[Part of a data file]
§

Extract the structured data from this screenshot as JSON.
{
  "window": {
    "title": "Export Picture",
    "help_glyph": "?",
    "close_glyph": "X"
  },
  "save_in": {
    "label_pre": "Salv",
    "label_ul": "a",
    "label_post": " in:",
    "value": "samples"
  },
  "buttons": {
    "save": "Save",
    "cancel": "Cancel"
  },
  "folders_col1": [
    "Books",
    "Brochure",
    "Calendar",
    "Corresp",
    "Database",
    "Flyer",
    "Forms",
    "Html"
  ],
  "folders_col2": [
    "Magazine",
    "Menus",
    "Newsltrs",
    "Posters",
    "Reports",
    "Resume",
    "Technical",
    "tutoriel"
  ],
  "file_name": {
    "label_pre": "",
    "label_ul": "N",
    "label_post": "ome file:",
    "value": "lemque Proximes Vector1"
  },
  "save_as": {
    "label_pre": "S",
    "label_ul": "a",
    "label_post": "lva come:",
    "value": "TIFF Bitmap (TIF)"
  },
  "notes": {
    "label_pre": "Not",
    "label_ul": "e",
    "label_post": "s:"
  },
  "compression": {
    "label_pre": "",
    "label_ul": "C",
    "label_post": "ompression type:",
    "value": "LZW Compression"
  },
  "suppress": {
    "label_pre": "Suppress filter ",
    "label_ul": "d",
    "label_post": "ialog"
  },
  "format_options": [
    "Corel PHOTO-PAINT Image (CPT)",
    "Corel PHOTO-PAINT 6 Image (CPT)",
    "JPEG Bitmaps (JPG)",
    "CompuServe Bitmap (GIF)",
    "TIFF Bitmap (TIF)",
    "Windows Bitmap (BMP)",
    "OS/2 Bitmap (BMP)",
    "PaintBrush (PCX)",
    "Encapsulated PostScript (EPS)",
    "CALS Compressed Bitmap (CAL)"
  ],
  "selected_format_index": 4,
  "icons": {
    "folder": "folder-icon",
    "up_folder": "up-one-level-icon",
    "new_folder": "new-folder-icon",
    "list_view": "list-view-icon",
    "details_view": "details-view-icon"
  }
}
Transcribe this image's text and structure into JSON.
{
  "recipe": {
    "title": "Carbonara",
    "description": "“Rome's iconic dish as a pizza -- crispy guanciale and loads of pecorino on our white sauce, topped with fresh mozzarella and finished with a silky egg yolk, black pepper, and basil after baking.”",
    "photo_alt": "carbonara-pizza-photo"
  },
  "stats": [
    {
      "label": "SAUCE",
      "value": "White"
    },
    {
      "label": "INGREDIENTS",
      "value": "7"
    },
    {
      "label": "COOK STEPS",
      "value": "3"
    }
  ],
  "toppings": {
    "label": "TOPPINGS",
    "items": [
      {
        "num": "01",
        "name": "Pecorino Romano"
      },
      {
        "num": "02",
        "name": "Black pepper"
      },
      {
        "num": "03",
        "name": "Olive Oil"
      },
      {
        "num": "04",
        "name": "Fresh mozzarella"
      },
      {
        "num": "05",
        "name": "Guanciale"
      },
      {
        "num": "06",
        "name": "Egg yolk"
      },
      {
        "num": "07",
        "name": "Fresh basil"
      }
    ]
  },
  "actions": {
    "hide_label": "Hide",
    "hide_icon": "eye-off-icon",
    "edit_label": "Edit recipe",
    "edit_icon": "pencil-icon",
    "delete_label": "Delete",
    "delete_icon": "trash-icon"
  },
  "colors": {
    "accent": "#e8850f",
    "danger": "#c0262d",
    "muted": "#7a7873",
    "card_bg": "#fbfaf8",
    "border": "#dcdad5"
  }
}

§

> PROBLEM
Output the whole listing above again, word for word.

> RESPONSE
Extract the structured data from this screenshot as JSON.
{
  "window": {
    "title": "Export Picture",
    "help_glyph": "?",
    "close_glyph": "X"
  },
  "save_in": {
    "label_pre": "Salv",
    "label_ul": "a",
    "label_post": " in:",
    "value": "samples"
  },
  "buttons": {
    "save": "Save",
    "cancel": "Cancel"
  },
  "folders_col1": [
    "Books",
    "Brochure",
    "Calendar",
    "Corresp",
    "Database",
    "Flyer",
    "Forms",
    "Html"
  ],
  "folders_col2": [
    "Magazine",
    "Menus",
    "Newsltrs",
    "Posters",
    "Reports",
    "Resume",
    "Technical",
    "tutoriel"
  ],
  "file_name": {
    "label_pre": "",
    "label_ul": "N",
    "label_post": "ome file:",
    "value": "lemque Proximes Vector1"
  },
  "save_as": {
    "label_pre": "S",
    "label_ul": "a",
    "label_post": "lva come:",
    "value": "TIFF Bitmap (TIF)"
  },
  "notes": {
    "label_pre": "Not",
    "label_ul": "e",
    "label_post": "s:"
  },
  "compression": {
    "label_pre": "",
    "label_ul": "C",
    "label_post": "ompression type:",
    "value": "LZW Compression"
  },
  "suppress": {
    "label_pre": "Suppress filter ",
    "label_ul": "d",
    "label_post": "ialog"
  },
  "format_options": [
    "Corel PHOTO-PAINT Image (CPT)",
    "Corel PHOTO-PAINT 6 Image (CPT)",
    "JPEG Bitmaps (JPG)",
    "CompuServe Bitmap (GIF)",
    "TIFF Bitmap (TIF)",
    "Windows Bitmap (BMP)",
    "OS/2 Bitmap (BMP)",
    "PaintBrush (PCX)",
    "Encapsulated PostScript (EPS)",
    "CALS Compressed Bitmap (CAL)"
  ],
  "selected_format_index": 4,
  "icons": {
    "folder": "folder-icon",
    "up_folder": "up-one-level-icon",
    "new_folder": "new-folder-icon",
    "list_view": "list-view-icon",
    "details_view": "details-view-icon"
  }
}
Transcribe this image's text and structure into JSON.
{
  "recipe": {
    "title": "Carbonara",
    "description": "“Rome's iconic dish as a pizza -- crispy guanciale and loads of pecorino on our white sauce, topped with fresh mozzarella and finished with a silky egg yolk, black pepper, and basil after baking.”",
    "photo_alt": "carbonara-pizza-photo"
  },
  "stats": [
    {
      "label": "SAUCE",
      "value": "White"
    },
    {
      "label": "INGREDIENTS",
      "value": "7"
    },
    {
      "label": "COOK STEPS",
      "value": "3"
    }
  ],
  "toppings": {
    "label": "TOPPINGS",
    "items": [
      {
        "num": "01",
        "name": "Pecorino Romano"
      },
      {
        "num": "02",
        "name": "Black pepper"
      },
      {
        "num": "03",
        "name": "Olive Oil"
      },
      {
        "num": "04",
        "name": "Fresh mozzarella"
      },
      {
        "num": "05",
        "name": "Guanciale"
      },
      {
        "num": "06",
        "name": "Egg yolk"
      },
      {
        "num": "07",
        "name": "Fresh basil"
      }
    ]
  },
  "actions": {
    "hide_label": "Hide",
    "hide_icon": "eye-off-icon",
    "edit_label": "Edit recipe",
    "edit_icon": "pencil-icon",
    "delete_label": "Delete",
    "delete_icon": "trash-icon"
  },
  "colors": {
    "accent": "#e8850f",
    "danger": "#c0262d",
    "muted": "#7a7873",
    "card_bg": "#fbfaf8",
    "border": "#dcdad5"
  }
}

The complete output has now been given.